Compito assegnato: Ricopia il tratto del testo sulla pena che si apre con le parole contenenti "La prigione: la" e si chiude con "una soluzione sanzionatoria.", ribattezzando "prigione" in "galera".

Ma come dovrebbe essere il malum passionis?
La risposta tradizionale è semplice: la sofferenza tramite l’esclusione, ossia l’afflizione derivante, in primo luogo, dalla pena detentiva, intesa quest’ultima come inserimento del reo in una comunità separata, nella quale espiare in solitudine le colpe commesse, al di là, pertanto, dei diritti e delle libertà di cui può godere soltanto chi si conforma alle regole dell’ordinato vivere civile.
Il dubbio che da tale quadro emerge in chi scrive è il seguente: fino a che punto questa visione può essere accettabile? Fino a che punto si può punire un atto di autoesclusione (il crimine è, innanzitutto, un gesto di esplicita separazione dal gruppo sociale) con un ulteriore atto di esclusione?
La prigione: la tentazione del «terzo strike»
Appare chiaro che il tema di cui vuole occuparsi questa seconda e nuova riflessione sulla pena non ricomprende soltanto la riflessione già espressa in ordine alle diverse funzioni (retributiva, rieducativa e/o riparatrice) che le si è soliti affidare nel contesto politico-legislativo.
In questo contesto, infatti, intendo occuparmi delle ragioni entro le quali possa definirsi come proporzionale e adeguata la scelta di individuare nella pena detentiva il modello per antonomasia della risposta sociale ai fenomeni delittuosi, ovvero, in ogni caso l’opzione di concentrare su declinazioni più o meno afflittive dello stesso modello tutta la fiducia collettiva circa la bontà di una soluzione sanzionatoria.
Da dove nasce questa perplessità? Il motivo è presto detto.
La perplessità nasce, per così dire, dagli effetti, non certo positivi, che sul piano della politica legislativa potrebbero sortire gli slogan, sempre più frequenti anche in Italia, sulla «tolleranza zero» e sui suoi presunti benefici, analogamente a quanto accaduto in anni non sospetti negli Stati Uniti d’America, sull’onda del sensazionalismo mediatico che aveva preso spunto proprio da alcuni particolari fatti di cronaca.
Nascono, in buona sostanza, dalla paura del «terzo strike», ossia di quel particolare meccanismo, introdotto nella legislazione d’Oltreoceano nei primi anni ’90 del secolo scorso, e finalizzato alla totale inabilitazione dei soggetti considerati socialmente pericolosi, a tenore del quale la condanna per il terzo reato consecutivo conduce direttamente all’ergastolo, senza possibilità di sconti.

Voci del dataset:
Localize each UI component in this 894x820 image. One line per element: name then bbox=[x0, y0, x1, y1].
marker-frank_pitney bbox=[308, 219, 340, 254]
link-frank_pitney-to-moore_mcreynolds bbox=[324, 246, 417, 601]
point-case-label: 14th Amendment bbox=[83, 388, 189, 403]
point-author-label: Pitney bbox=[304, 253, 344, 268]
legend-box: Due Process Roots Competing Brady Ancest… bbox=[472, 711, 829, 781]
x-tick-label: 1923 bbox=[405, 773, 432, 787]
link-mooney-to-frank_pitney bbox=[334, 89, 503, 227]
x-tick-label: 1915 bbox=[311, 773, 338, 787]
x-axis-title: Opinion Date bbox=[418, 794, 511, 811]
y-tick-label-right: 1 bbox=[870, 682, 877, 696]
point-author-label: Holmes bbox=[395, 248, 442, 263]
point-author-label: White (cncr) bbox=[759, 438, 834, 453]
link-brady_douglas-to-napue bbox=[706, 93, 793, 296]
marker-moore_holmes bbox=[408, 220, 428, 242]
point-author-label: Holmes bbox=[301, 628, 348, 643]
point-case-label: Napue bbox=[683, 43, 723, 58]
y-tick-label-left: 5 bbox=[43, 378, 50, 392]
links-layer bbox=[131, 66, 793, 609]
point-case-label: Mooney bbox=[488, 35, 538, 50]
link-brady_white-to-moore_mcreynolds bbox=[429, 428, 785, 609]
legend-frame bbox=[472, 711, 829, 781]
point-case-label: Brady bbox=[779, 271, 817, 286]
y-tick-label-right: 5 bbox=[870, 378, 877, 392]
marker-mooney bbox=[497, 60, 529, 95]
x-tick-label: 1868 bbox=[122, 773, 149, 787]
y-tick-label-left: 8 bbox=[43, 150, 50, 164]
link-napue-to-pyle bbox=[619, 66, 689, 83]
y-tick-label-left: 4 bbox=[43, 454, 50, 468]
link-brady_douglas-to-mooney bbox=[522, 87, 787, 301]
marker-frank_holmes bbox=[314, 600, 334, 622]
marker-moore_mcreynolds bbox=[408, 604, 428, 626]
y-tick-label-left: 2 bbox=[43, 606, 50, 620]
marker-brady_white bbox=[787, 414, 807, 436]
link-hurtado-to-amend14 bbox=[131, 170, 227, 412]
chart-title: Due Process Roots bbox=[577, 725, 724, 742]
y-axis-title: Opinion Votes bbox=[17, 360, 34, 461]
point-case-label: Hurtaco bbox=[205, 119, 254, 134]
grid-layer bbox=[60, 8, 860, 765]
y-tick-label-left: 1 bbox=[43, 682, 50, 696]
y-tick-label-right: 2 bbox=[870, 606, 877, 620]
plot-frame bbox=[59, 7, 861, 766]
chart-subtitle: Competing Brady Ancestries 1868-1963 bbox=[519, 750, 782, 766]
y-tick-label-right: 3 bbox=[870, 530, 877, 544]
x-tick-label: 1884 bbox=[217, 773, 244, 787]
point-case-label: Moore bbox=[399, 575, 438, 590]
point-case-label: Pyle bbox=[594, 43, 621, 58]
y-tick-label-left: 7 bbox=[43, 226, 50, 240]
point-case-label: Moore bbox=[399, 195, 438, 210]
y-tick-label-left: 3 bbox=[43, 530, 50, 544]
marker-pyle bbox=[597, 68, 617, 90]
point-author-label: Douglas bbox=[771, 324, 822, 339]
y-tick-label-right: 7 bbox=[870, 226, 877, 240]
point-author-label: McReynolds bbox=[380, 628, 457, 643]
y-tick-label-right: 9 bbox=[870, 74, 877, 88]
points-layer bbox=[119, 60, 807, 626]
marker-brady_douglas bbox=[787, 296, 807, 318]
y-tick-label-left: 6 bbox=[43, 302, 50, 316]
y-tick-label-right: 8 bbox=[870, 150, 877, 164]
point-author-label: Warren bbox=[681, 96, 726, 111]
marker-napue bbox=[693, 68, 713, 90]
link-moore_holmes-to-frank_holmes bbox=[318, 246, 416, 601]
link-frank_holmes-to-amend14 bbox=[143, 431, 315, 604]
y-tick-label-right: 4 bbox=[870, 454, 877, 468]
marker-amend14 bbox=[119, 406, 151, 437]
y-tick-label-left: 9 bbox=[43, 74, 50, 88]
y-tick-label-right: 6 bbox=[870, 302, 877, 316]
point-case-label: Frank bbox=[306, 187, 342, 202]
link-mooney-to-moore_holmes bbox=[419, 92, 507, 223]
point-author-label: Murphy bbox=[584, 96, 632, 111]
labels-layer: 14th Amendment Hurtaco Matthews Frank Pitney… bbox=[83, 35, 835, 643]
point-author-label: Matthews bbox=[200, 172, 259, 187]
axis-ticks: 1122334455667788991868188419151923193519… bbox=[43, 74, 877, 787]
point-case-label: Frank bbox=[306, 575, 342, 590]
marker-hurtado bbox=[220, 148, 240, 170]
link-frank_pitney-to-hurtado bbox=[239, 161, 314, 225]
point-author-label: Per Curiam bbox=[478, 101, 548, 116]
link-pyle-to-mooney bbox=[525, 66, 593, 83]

Soluzione:
La galera: la tentazione del «terzo strike»
Appare chiaro che il tema di cui vuole occuparsi questa seconda e nuova riflessione sulla pena non ricomprende soltanto la riflessione già espressa in ordine alle diverse funzioni (retributiva, rieducativa e/o riparatrice) che le si è soliti affidare nel contesto politico-legislativo.
In questo contesto, infatti, intendo occuparmi delle ragioni entro le quali possa definirsi come proporzionale e adeguata la scelta di individuare nella pena detentiva il modello per antonomasia della risposta sociale ai fenomeni delittuosi, ovvero, in ogni caso l’opzione di concentrare su declinazioni più o meno afflittive dello stesso modello tutta la fiducia collettiva circa la bontà di una soluzione sanzionatoria.